** Фрагмент текста **
------------------------

«Времен Очаковских…»




Так как в этой степной местности нет ни одного посаженного дерева,
у людей сложилась такая поговорка - вроде проклятия:
«Вот я брошу тебя в очаковской степи, там - холодный ад».
Эвлия́ Челеби 1611-1682

Я не любитель описания батальных сцен. Лопата, которой возделывали землю наши предки, заинтересует меня больше, чем меч. И я всегда предпочту выставку «Вони так жили…», диораме «Штурм крепости Очаков», которую, скорее всего, я уже никогда не увижу.

Я хочу предложить читателю некоторые этнографические и климатологические зарисовки Очаковского края периода Османской империи, предшествующие штурму Очакова 1788г., почерпнутые из книг современников этой эпохи. Курсивом выделю свои Дополнения.

Сначала предистория

Геродо́т Галикарна́сский (около 484 г до н. э. - около 425 г до н. э.) писал:

«Вся эта страна, о которой было сказано, отличается необычно холодными зимами; здесь в течение восьми месяцев мороз такой нестерпимый, что если в это время разлить воду, то грязи не получишь. Но если разжечь огонь, то ты получишь грязь. Замерзает море и весь Боспор Киммерийский. И скифы, живущие по сю сторону рва, совершают по льду военные походы и перегоняют крытые повозки на противоположный берег, на землю синдов. Вот такая зима бывает в течение восьми месяцев непрерывно; и в остальные четыре месяца здесь холодно. Такая зима полностью отличается по своему характеру от любой зимы, которая бывает в других землях. Когда наступает период дождей, в Скифии не выпадает дождя, о котором стоило бы говорить, а летом дождь не прекращается. Когда в других местах бывает гром, здесь в это время его не бывает, летом же очень часто; если же гром случается зимой, то это изумляет, как чудо. Точно так же, если случается землетрясение, как зимой, так и летом, в Скифии это считается чудом. Лошади хорошо переносят эту зиму, а мулы и ослы не переносят совсем; в других же местах лошади, постоявшие на морозе, заболевают гангреной, а ослы и мулы выносят холод» (IV, 28)

------------------------

** Задание A **
Сколько месяцев, согласно приведенным в тексте об Очаковском крае словам Геродота, непрерывно длится зима?
** Задание B **
Перепечатайте из текста об Очаковском крае отрывок от слов «Эвлия́ Челеби 1611-1682» до слов «никогда не увижу.» включительно.
** Задание C **
Назовите всех животных, которые упоминаются в тексте об Очаковском крае.

** Исходные данные **
------------------------

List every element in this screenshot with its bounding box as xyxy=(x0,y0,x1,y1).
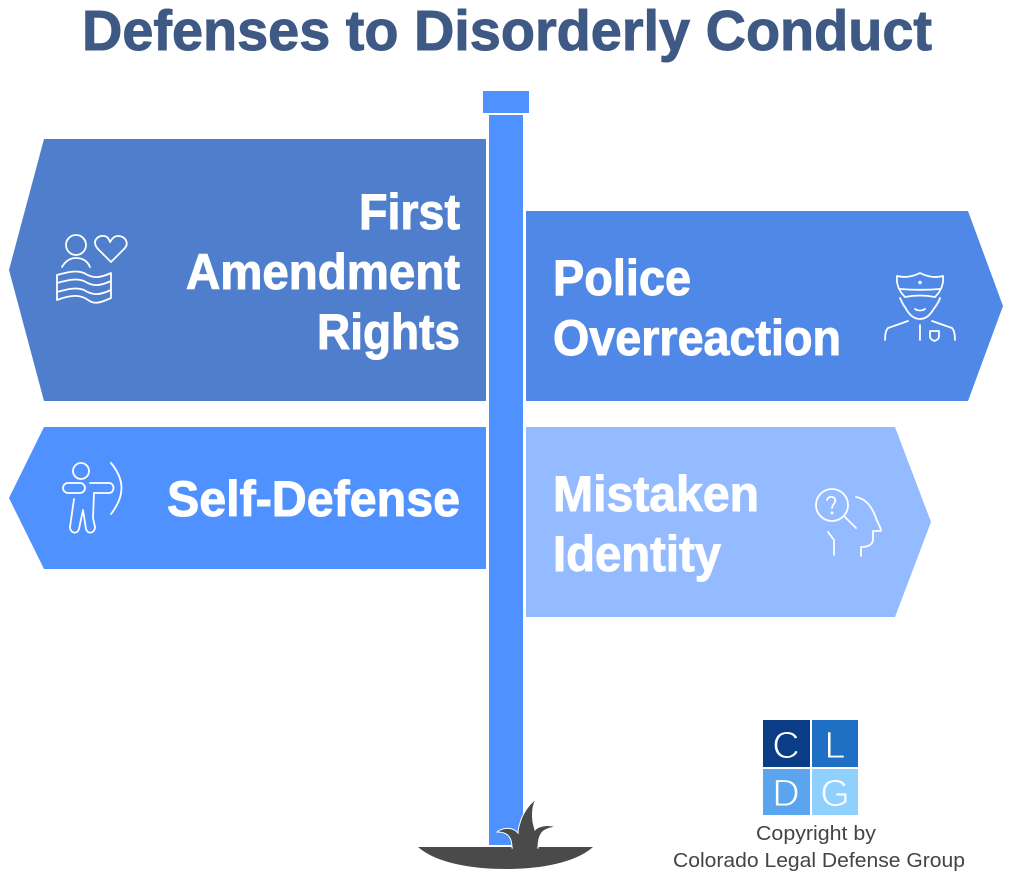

------------------------

** Полный ответ A **
Восемь месяцев.

** Полный ответ B **
Эвлия́ Челеби 1611-1682

Я не любитель описания батальных сцен. Лопата, которой возделывали землю наши предки, заинтересует меня больше, чем меч. И я всегда предпочту выставку «Вони так жили…», диораме «Штурм крепости Очаков», которую, скорее всего, я уже никогда не увижу.

** Полный ответ C **
Лошади, мулы, ослы.